• TASK TO COMPLETE: Reproduce the records below in full and word for word, excluding pictures.

####

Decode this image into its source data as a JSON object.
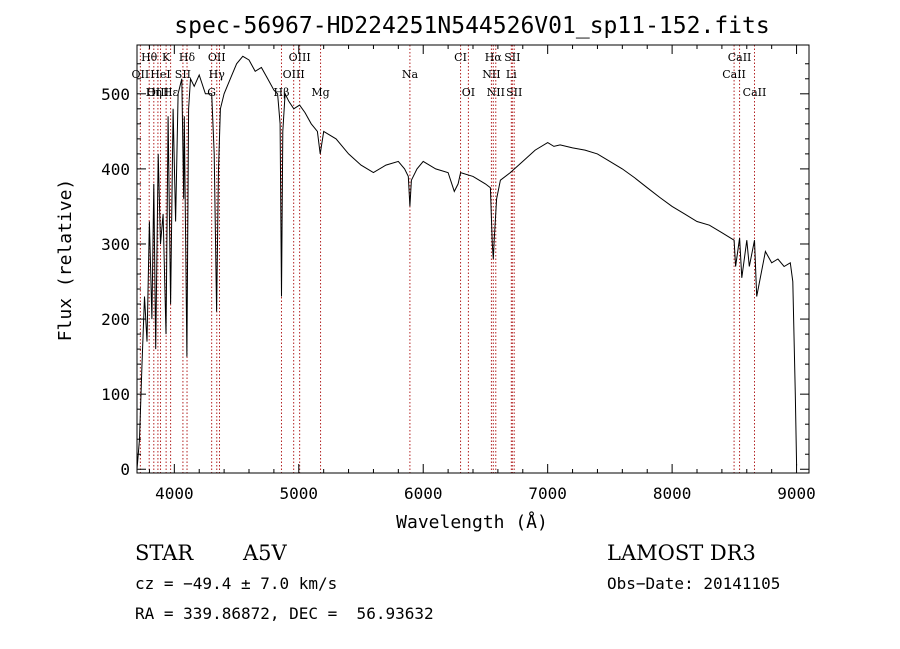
{
  "chart_data": {
    "type": "line",
    "title": "spec-56967-HD224251N544526V01_sp11-152.fits",
    "xlabel": "Wavelength (Å)",
    "ylabel": "Flux (relative)",
    "xlim": [
      3700,
      9100
    ],
    "ylim": [
      -5,
      565
    ],
    "x_ticks": [
      4000,
      5000,
      6000,
      7000,
      8000,
      9000
    ],
    "y_ticks": [
      0,
      100,
      200,
      300,
      400,
      500
    ],
    "grid": false,
    "series": [
      {
        "x": [
          3700,
          3720,
          3740,
          3760,
          3780,
          3800,
          3820,
          3835,
          3850,
          3870,
          3889,
          3910,
          3933,
          3950,
          3970,
          3990,
          4010,
          4030,
          4060,
          4075,
          4080,
          4101,
          4115,
          4130,
          4160,
          4200,
          4250,
          4300,
          4320,
          4340,
          4355,
          4370,
          4400,
          4450,
          4500,
          4550,
          4600,
          4650,
          4700,
          4750,
          4800,
          4830,
          4850,
          4861,
          4872,
          4890,
          4920,
          4960,
          5007,
          5050,
          5100,
          5150,
          5172,
          5200,
          5300,
          5400,
          5500,
          5600,
          5700,
          5800,
          5850,
          5880,
          5893,
          5905,
          5950,
          6000,
          6100,
          6200,
          6250,
          6280,
          6300,
          6400,
          6450,
          6500,
          6540,
          6555,
          6563,
          6572,
          6590,
          6620,
          6700,
          6800,
          6900,
          7000,
          7050,
          7100,
          7200,
          7300,
          7400,
          7500,
          7600,
          7700,
          7800,
          7900,
          8000,
          8100,
          8200,
          8300,
          8400,
          8498,
          8510,
          8542,
          8560,
          8600,
          8620,
          8662,
          8680,
          8750,
          8800,
          8850,
          8900,
          8950,
          8970,
          8990,
          9000
        ],
        "y": [
          0,
          40,
          140,
          230,
          170,
          330,
          200,
          380,
          160,
          420,
          300,
          340,
          180,
          470,
          220,
          480,
          330,
          500,
          520,
          360,
          470,
          150,
          480,
          520,
          510,
          525,
          500,
          500,
          420,
          210,
          400,
          480,
          500,
          520,
          540,
          550,
          545,
          530,
          535,
          520,
          505,
          500,
          460,
          230,
          450,
          500,
          490,
          480,
          485,
          475,
          460,
          450,
          420,
          450,
          440,
          420,
          405,
          395,
          405,
          410,
          400,
          390,
          350,
          385,
          400,
          410,
          400,
          395,
          370,
          380,
          395,
          390,
          385,
          380,
          375,
          300,
          280,
          310,
          360,
          385,
          395,
          410,
          425,
          435,
          430,
          432,
          428,
          425,
          420,
          410,
          400,
          388,
          375,
          362,
          350,
          340,
          330,
          325,
          315,
          305,
          270,
          308,
          255,
          305,
          270,
          305,
          230,
          290,
          275,
          280,
          270,
          275,
          250,
          100,
          5
        ]
      }
    ],
    "spectral_lines": [
      {
        "label": "Hθ",
        "x": 3798,
        "row": 1
      },
      {
        "label": "K",
        "x": 3934,
        "row": 1
      },
      {
        "label": "Hδ",
        "x": 4102,
        "row": 1
      },
      {
        "label": "OII",
        "x": 4341,
        "row": 1
      },
      {
        "label": "OIII",
        "x": 5007,
        "row": 1
      },
      {
        "label": "CI",
        "x": 6300,
        "row": 1
      },
      {
        "label": "Hα",
        "x": 6563,
        "row": 1
      },
      {
        "label": "SII",
        "x": 6716,
        "row": 1
      },
      {
        "label": "CaII",
        "x": 8542,
        "row": 1
      },
      {
        "label": "OII",
        "x": 3727,
        "row": 2
      },
      {
        "label": "HeI",
        "x": 3889,
        "row": 2
      },
      {
        "label": "SII",
        "x": 4069,
        "row": 2
      },
      {
        "label": "Hγ",
        "x": 4341,
        "row": 2
      },
      {
        "label": "OIII",
        "x": 4959,
        "row": 2
      },
      {
        "label": "Na",
        "x": 5893,
        "row": 2
      },
      {
        "label": "NII",
        "x": 6548,
        "row": 2
      },
      {
        "label": "Li",
        "x": 6708,
        "row": 2
      },
      {
        "label": "CaII",
        "x": 8498,
        "row": 2
      },
      {
        "label": "OIII",
        "x": 3868,
        "row": 3
      },
      {
        "label": "Hη",
        "x": 3835,
        "row": 3
      },
      {
        "label": "Hε",
        "x": 3970,
        "row": 3
      },
      {
        "label": "G",
        "x": 4300,
        "row": 3
      },
      {
        "label": "Hβ",
        "x": 4861,
        "row": 3
      },
      {
        "label": "Mg",
        "x": 5175,
        "row": 3
      },
      {
        "label": "OI",
        "x": 6363,
        "row": 3
      },
      {
        "label": "NII",
        "x": 6583,
        "row": 3
      },
      {
        "label": "SII",
        "x": 6731,
        "row": 3
      },
      {
        "label": "CaII",
        "x": 8662,
        "row": 3
      }
    ],
    "marker_lines": [
      3727,
      3798,
      3835,
      3868,
      3889,
      3934,
      3970,
      4069,
      4102,
      4300,
      4341,
      4363,
      4861,
      4959,
      5007,
      5175,
      5893,
      6300,
      6363,
      6548,
      6563,
      6583,
      6708,
      6716,
      6731,
      8498,
      8542,
      8662
    ],
    "line_color": "#000000",
    "marker_color": "#b22222"
  },
  "info": {
    "object_class": "STAR",
    "subclass": "A5V",
    "survey": "LAMOST DR3",
    "cz": "cz = −49.4 ± 7.0 km/s",
    "obs_date": "Obs−Date: 20141105",
    "coords": "RA = 339.86872, DEC =  56.93632"
  }
}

####

• COMPLETE OUTPUT:
Decode this image into its source data as a JSON object.
{
  "chart_data": {
    "type": "line",
    "title": "spec-56967-HD224251N544526V01_sp11-152.fits",
    "xlabel": "Wavelength (Å)",
    "ylabel": "Flux (relative)",
    "xlim": [
      3700,
      9100
    ],
    "ylim": [
      -5,
      565
    ],
    "x_ticks": [
      4000,
      5000,
      6000,
      7000,
      8000,
      9000
    ],
    "y_ticks": [
      0,
      100,
      200,
      300,
      400,
      500
    ],
    "grid": false,
    "series": [
      {
        "x": [
          3700,
          3720,
          3740,
          3760,
          3780,
          3800,
          3820,
          3835,
          3850,
          3870,
          3889,
          3910,
          3933,
          3950,
          3970,
          3990,
          4010,
          4030,
          4060,
          4075,
          4080,
          4101,
          4115,
          4130,
          4160,
          4200,
          4250,
          4300,
          4320,
          4340,
          4355,
          4370,
          4400,
          4450,
          4500,
          4550,
          4600,
          4650,
          4700,
          4750,
          4800,
          4830,
          4850,
          4861,
          4872,
          4890,
          4920,
          4960,
          5007,
          5050,
          5100,
          5150,
          5172,
          5200,
          5300,
          5400,
          5500,
          5600,
          5700,
          5800,
          5850,
          5880,
          5893,
          5905,
          5950,
          6000,
          6100,
          6200,
          6250,
          6280,
          6300,
          6400,
          6450,
          6500,
          6540,
          6555,
          6563,
          6572,
          6590,
          6620,
          6700,
          6800,
          6900,
          7000,
          7050,
          7100,
          7200,
          7300,
          7400,
          7500,
          7600,
          7700,
          7800,
          7900,
          8000,
          8100,
          8200,
          8300,
          8400,
          8498,
          8510,
          8542,
          8560,
          8600,
          8620,
          8662,
          8680,
          8750,
          8800,
          8850,
          8900,
          8950,
          8970,
          8990,
          9000
        ],
        "y": [
          0,
          40,
          140,
          230,
          170,
          330,
          200,
          380,
          160,
          420,
          300,
          340,
          180,
          470,
          220,
          480,
          330,
          500,
          520,
          360,
          470,
          150,
          480,
          520,
          510,
          525,
          500,
          500,
          420,
          210,
          400,
          480,
          500,
          520,
          540,
          550,
          545,
          530,
          535,
          520,
          505,
          500,
          460,
          230,
          450,
          500,
          490,
          480,
          485,
          475,
          460,
          450,
          420,
          450,
          440,
          420,
          405,
          395,
          405,
          410,
          400,
          390,
          350,
          385,
          400,
          410,
          400,
          395,
          370,
          380,
          395,
          390,
          385,
          380,
          375,
          300,
          280,
          310,
          360,
          385,
          395,
          410,
          425,
          435,
          430,
          432,
          428,
          425,
          420,
          410,
          400,
          388,
          375,
          362,
          350,
          340,
          330,
          325,
          315,
          305,
          270,
          308,
          255,
          305,
          270,
          305,
          230,
          290,
          275,
          280,
          270,
          275,
          250,
          100,
          5
        ]
      }
    ],
    "spectral_lines": [
      {
        "label": "Hθ",
        "x": 3798,
        "row": 1
      },
      {
        "label": "K",
        "x": 3934,
        "row": 1
      },
      {
        "label": "Hδ",
        "x": 4102,
        "row": 1
      },
      {
        "label": "OII",
        "x": 4341,
        "row": 1
      },
      {
        "label": "OIII",
        "x": 5007,
        "row": 1
      },
      {
        "label": "CI",
        "x": 6300,
        "row": 1
      },
      {
        "label": "Hα",
        "x": 6563,
        "row": 1
      },
      {
        "label": "SII",
        "x": 6716,
        "row": 1
      },
      {
        "label": "CaII",
        "x": 8542,
        "row": 1
      },
      {
        "label": "OII",
        "x": 3727,
        "row": 2
      },
      {
        "label": "HeI",
        "x": 3889,
        "row": 2
      },
      {
        "label": "SII",
        "x": 4069,
        "row": 2
      },
      {
        "label": "Hγ",
        "x": 4341,
        "row": 2
      },
      {
        "label": "OIII",
        "x": 4959,
        "row": 2
      },
      {
        "label": "Na",
        "x": 5893,
        "row": 2
      },
      {
        "label": "NII",
        "x": 6548,
        "row": 2
      },
      {
        "label": "Li",
        "x": 6708,
        "row": 2
      },
      {
        "label": "CaII",
        "x": 8498,
        "row": 2
      },
      {
        "label": "OIII",
        "x": 3868,
        "row": 3
      },
      {
        "label": "Hη",
        "x": 3835,
        "row": 3
      },
      {
        "label": "Hε",
        "x": 3970,
        "row": 3
      },
      {
        "label": "G",
        "x": 4300,
        "row": 3
      },
      {
        "label": "Hβ",
        "x": 4861,
        "row": 3
      },
      {
        "label": "Mg",
        "x": 5175,
        "row": 3
      },
      {
        "label": "OI",
        "x": 6363,
        "row": 3
      },
      {
        "label": "NII",
        "x": 6583,
        "row": 3
      },
      {
        "label": "SII",
        "x": 6731,
        "row": 3
      },
      {
        "label": "CaII",
        "x": 8662,
        "row": 3
      }
    ],
    "marker_lines": [
      3727,
      3798,
      3835,
      3868,
      3889,
      3934,
      3970,
      4069,
      4102,
      4300,
      4341,
      4363,
      4861,
      4959,
      5007,
      5175,
      5893,
      6300,
      6363,
      6548,
      6563,
      6583,
      6708,
      6716,
      6731,
      8498,
      8542,
      8662
    ],
    "line_color": "#000000",
    "marker_color": "#b22222"
  },
  "info": {
    "object_class": "STAR",
    "subclass": "A5V",
    "survey": "LAMOST DR3",
    "cz": "cz = −49.4 ± 7.0 km/s",
    "obs_date": "Obs−Date: 20141105",
    "coords": "RA = 339.86872, DEC =  56.93632"
  }
}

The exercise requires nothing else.